Below are some records; retype all of them exactly.

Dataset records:

## START

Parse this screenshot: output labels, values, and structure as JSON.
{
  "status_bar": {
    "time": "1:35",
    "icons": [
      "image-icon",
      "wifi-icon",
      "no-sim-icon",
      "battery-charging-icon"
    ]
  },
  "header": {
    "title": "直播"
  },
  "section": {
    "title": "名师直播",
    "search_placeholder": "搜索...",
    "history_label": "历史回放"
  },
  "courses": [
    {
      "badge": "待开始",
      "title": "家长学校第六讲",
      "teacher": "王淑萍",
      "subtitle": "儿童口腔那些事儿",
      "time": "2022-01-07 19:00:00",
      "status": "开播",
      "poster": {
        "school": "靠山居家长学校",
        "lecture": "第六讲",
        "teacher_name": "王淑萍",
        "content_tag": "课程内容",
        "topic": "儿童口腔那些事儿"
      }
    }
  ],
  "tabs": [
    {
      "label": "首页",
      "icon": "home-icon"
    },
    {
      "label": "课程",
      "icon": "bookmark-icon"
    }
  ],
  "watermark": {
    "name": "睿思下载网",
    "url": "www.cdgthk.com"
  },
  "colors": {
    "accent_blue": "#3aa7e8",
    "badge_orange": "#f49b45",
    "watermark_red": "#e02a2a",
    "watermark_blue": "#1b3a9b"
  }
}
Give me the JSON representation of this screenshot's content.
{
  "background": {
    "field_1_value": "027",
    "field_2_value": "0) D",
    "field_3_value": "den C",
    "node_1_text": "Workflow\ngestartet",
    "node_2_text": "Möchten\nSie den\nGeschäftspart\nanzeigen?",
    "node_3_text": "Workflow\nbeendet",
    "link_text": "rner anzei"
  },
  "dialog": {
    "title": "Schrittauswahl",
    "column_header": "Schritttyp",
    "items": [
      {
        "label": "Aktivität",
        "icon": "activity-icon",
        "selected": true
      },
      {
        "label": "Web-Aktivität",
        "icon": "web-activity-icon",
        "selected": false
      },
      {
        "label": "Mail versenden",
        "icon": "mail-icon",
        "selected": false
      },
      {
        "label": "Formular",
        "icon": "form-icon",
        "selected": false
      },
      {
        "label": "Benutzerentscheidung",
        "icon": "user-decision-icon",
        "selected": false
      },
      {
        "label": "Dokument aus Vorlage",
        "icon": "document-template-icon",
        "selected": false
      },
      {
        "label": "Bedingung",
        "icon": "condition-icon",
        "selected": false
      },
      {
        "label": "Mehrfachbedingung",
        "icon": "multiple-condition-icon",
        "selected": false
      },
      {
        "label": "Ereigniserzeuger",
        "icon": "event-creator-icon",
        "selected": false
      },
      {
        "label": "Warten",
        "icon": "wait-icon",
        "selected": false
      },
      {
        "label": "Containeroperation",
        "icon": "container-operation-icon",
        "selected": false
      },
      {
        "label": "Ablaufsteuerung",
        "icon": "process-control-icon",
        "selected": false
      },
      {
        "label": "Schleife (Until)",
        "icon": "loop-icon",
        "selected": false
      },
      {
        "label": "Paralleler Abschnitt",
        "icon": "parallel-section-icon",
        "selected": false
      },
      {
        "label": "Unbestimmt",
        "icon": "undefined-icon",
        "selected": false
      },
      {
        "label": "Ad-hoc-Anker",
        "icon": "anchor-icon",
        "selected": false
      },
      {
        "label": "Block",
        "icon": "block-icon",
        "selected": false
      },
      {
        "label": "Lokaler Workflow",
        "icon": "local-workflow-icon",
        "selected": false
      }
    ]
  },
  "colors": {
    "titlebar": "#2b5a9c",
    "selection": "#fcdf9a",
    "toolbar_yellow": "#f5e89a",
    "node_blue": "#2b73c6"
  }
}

## END

Full output
Parse this screenshot: output labels, values, and structure as JSON.
{
  "status_bar": {
    "time": "1:35",
    "icons": [
      "image-icon",
      "wifi-icon",
      "no-sim-icon",
      "battery-charging-icon"
    ]
  },
  "header": {
    "title": "直播"
  },
  "section": {
    "title": "名师直播",
    "search_placeholder": "搜索...",
    "history_label": "历史回放"
  },
  "courses": [
    {
      "badge": "待开始",
      "title": "家长学校第六讲",
      "teacher": "王淑萍",
      "subtitle": "儿童口腔那些事儿",
      "time": "2022-01-07 19:00:00",
      "status": "开播",
      "poster": {
        "school": "靠山居家长学校",
        "lecture": "第六讲",
        "teacher_name": "王淑萍",
        "content_tag": "课程内容",
        "topic": "儿童口腔那些事儿"
      }
    }
  ],
  "tabs": [
    {
      "label": "首页",
      "icon": "home-icon"
    },
    {
      "label": "课程",
      "icon": "bookmark-icon"
    }
  ],
  "watermark": {
    "name": "睿思下载网",
    "url": "www.cdgthk.com"
  },
  "colors": {
    "accent_blue": "#3aa7e8",
    "badge_orange": "#f49b45",
    "watermark_red": "#e02a2a",
    "watermark_blue": "#1b3a9b"
  }
}
Give me the JSON representation of this screenshot's content.
{
  "background": {
    "field_1_value": "027",
    "field_2_value": "0) D",
    "field_3_value": "den C",
    "node_1_text": "Workflow\ngestartet",
    "node_2_text": "Möchten\nSie den\nGeschäftspart\nanzeigen?",
    "node_3_text": "Workflow\nbeendet",
    "link_text": "rner anzei"
  },
  "dialog": {
    "title": "Schrittauswahl",
    "column_header": "Schritttyp",
    "items": [
      {
        "label": "Aktivität",
        "icon": "activity-icon",
        "selected": true
      },
      {
        "label": "Web-Aktivität",
        "icon": "web-activity-icon",
        "selected": false
      },
      {
        "label": "Mail versenden",
        "icon": "mail-icon",
        "selected": false
      },
      {
        "label": "Formular",
        "icon": "form-icon",
        "selected": false
      },
      {
        "label": "Benutzerentscheidung",
        "icon": "user-decision-icon",
        "selected": false
      },
      {
        "label": "Dokument aus Vorlage",
        "icon": "document-template-icon",
        "selected": false
      },
      {
        "label": "Bedingung",
        "icon": "condition-icon",
        "selected": false
      },
      {
        "label": "Mehrfachbedingung",
        "icon": "multiple-condition-icon",
        "selected": false
      },
      {
        "label": "Ereigniserzeuger",
        "icon": "event-creator-icon",
        "selected": false
      },
      {
        "label": "Warten",
        "icon": "wait-icon",
        "selected": false
      },
      {
        "label": "Containeroperation",
        "icon": "container-operation-icon",
        "selected": false
      },
      {
        "label": "Ablaufsteuerung",
        "icon": "process-control-icon",
        "selected": false
      },
      {
        "label": "Schleife (Until)",
        "icon": "loop-icon",
        "selected": false
      },
      {
        "label": "Paralleler Abschnitt",
        "icon": "parallel-section-icon",
        "selected": false
      },
      {
        "label": "Unbestimmt",
        "icon": "undefined-icon",
        "selected": false
      },
      {
        "label": "Ad-hoc-Anker",
        "icon": "anchor-icon",
        "selected": false
      },
      {
        "label": "Block",
        "icon": "block-icon",
        "selected": false
      },
      {
        "label": "Lokaler Workflow",
        "icon": "local-workflow-icon",
        "selected": false
      }
    ]
  },
  "colors": {
    "titlebar": "#2b5a9c",
    "selection": "#fcdf9a",
    "toolbar_yellow": "#f5e89a",
    "node_blue": "#2b73c6"
  }
}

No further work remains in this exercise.